═══ MATERIAL FOR THE TASK ═══

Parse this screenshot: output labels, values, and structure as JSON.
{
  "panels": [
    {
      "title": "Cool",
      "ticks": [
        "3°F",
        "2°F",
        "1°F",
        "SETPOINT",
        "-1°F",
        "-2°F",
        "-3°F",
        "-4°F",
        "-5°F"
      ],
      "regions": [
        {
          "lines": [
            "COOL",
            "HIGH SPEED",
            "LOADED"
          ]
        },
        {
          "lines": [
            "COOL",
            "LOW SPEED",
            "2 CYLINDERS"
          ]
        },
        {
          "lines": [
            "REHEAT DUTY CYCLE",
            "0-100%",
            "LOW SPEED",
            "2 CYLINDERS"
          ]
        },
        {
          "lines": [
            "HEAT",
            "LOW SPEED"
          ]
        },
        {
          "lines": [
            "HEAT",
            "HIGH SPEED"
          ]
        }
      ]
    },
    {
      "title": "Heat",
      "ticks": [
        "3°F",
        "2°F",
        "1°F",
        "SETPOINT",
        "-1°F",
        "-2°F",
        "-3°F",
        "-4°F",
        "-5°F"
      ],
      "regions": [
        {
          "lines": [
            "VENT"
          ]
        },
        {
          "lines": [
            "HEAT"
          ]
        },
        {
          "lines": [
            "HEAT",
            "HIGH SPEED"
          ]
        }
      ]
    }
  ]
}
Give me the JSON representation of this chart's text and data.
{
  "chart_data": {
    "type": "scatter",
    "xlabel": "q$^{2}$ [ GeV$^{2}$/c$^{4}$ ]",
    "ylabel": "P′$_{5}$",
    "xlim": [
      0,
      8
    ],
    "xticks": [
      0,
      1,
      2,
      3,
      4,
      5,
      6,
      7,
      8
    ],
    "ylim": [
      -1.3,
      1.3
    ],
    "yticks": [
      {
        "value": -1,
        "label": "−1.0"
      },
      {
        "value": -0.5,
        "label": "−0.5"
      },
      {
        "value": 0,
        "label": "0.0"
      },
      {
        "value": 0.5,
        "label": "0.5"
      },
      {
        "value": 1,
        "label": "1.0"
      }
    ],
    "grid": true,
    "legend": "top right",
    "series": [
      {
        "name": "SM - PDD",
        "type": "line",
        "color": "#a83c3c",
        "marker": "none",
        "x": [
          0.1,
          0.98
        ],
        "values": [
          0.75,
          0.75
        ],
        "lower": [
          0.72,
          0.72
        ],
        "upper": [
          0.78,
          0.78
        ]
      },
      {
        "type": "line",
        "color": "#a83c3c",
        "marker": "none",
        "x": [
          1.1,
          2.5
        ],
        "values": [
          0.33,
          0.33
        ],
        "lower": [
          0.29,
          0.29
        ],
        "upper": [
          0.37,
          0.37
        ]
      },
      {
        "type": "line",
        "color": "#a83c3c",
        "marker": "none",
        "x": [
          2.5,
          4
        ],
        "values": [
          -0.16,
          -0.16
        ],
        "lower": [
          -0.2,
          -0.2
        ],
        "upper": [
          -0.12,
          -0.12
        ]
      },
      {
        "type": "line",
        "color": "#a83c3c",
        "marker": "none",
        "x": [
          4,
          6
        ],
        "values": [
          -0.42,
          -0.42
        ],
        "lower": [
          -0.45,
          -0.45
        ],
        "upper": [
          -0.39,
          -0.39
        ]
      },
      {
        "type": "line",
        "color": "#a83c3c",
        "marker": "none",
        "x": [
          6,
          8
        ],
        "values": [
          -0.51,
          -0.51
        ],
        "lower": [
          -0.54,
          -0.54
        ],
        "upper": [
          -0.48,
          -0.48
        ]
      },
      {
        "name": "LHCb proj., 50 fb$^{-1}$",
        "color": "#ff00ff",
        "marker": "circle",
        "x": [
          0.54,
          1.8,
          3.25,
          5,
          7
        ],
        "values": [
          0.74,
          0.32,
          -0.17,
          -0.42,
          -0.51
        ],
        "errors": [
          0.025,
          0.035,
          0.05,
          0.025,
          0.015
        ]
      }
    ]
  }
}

═══

### GIVEN PROBLEM
Reproduce the material above, every line of it, exactly.

### SOLVED EXERCISE
Parse this screenshot: output labels, values, and structure as JSON.
{
  "panels": [
    {
      "title": "Cool",
      "ticks": [
        "3°F",
        "2°F",
        "1°F",
        "SETPOINT",
        "-1°F",
        "-2°F",
        "-3°F",
        "-4°F",
        "-5°F"
      ],
      "regions": [
        {
          "lines": [
            "COOL",
            "HIGH SPEED",
            "LOADED"
          ]
        },
        {
          "lines": [
            "COOL",
            "LOW SPEED",
            "2 CYLINDERS"
          ]
        },
        {
          "lines": [
            "REHEAT DUTY CYCLE",
            "0-100%",
            "LOW SPEED",
            "2 CYLINDERS"
          ]
        },
        {
          "lines": [
            "HEAT",
            "LOW SPEED"
          ]
        },
        {
          "lines": [
            "HEAT",
            "HIGH SPEED"
          ]
        }
      ]
    },
    {
      "title": "Heat",
      "ticks": [
        "3°F",
        "2°F",
        "1°F",
        "SETPOINT",
        "-1°F",
        "-2°F",
        "-3°F",
        "-4°F",
        "-5°F"
      ],
      "regions": [
        {
          "lines": [
            "VENT"
          ]
        },
        {
          "lines": [
            "HEAT"
          ]
        },
        {
          "lines": [
            "HEAT",
            "HIGH SPEED"
          ]
        }
      ]
    }
  ]
}
Give me the JSON representation of this chart's text and data.
{
  "chart_data": {
    "type": "scatter",
    "xlabel": "q$^{2}$ [ GeV$^{2}$/c$^{4}$ ]",
    "ylabel": "P′$_{5}$",
    "xlim": [
      0,
      8
    ],
    "xticks": [
      0,
      1,
      2,
      3,
      4,
      5,
      6,
      7,
      8
    ],
    "ylim": [
      -1.3,
      1.3
    ],
    "yticks": [
      {
        "value": -1,
        "label": "−1.0"
      },
      {
        "value": -0.5,
        "label": "−0.5"
      },
      {
        "value": 0,
        "label": "0.0"
      },
      {
        "value": 0.5,
        "label": "0.5"
      },
      {
        "value": 1,
        "label": "1.0"
      }
    ],
    "grid": true,
    "legend": "top right",
    "series": [
      {
        "name": "SM - PDD",
        "type": "line",
        "color": "#a83c3c",
        "marker": "none",
        "x": [
          0.1,
          0.98
        ],
        "values": [
          0.75,
          0.75
        ],
        "lower": [
          0.72,
          0.72
        ],
        "upper": [
          0.78,
          0.78
        ]
      },
      {
        "type": "line",
        "color": "#a83c3c",
        "marker": "none",
        "x": [
          1.1,
          2.5
        ],
        "values": [
          0.33,
          0.33
        ],
        "lower": [
          0.29,
          0.29
        ],
        "upper": [
          0.37,
          0.37
        ]
      },
      {
        "type": "line",
        "color": "#a83c3c",
        "marker": "none",
        "x": [
          2.5,
          4
        ],
        "values": [
          -0.16,
          -0.16
        ],
        "lower": [
          -0.2,
          -0.2
        ],
        "upper": [
          -0.12,
          -0.12
        ]
      },
      {
        "type": "line",
        "color": "#a83c3c",
        "marker": "none",
        "x": [
          4,
          6
        ],
        "values": [
          -0.42,
          -0.42
        ],
        "lower": [
          -0.45,
          -0.45
        ],
        "upper": [
          -0.39,
          -0.39
        ]
      },
      {
        "type": "line",
        "color": "#a83c3c",
        "marker": "none",
        "x": [
          6,
          8
        ],
        "values": [
          -0.51,
          -0.51
        ],
        "lower": [
          -0.54,
          -0.54
        ],
        "upper": [
          -0.48,
          -0.48
        ]
      },
      {
        "name": "LHCb proj., 50 fb$^{-1}$",
        "color": "#ff00ff",
        "marker": "circle",
        "x": [
          0.54,
          1.8,
          3.25,
          5,
          7
        ],
        "values": [
          0.74,
          0.32,
          -0.17,
          -0.42,
          -0.51
        ],
        "errors": [
          0.025,
          0.035,
          0.05,
          0.025,
          0.015
        ]
      }
    ]
  }
}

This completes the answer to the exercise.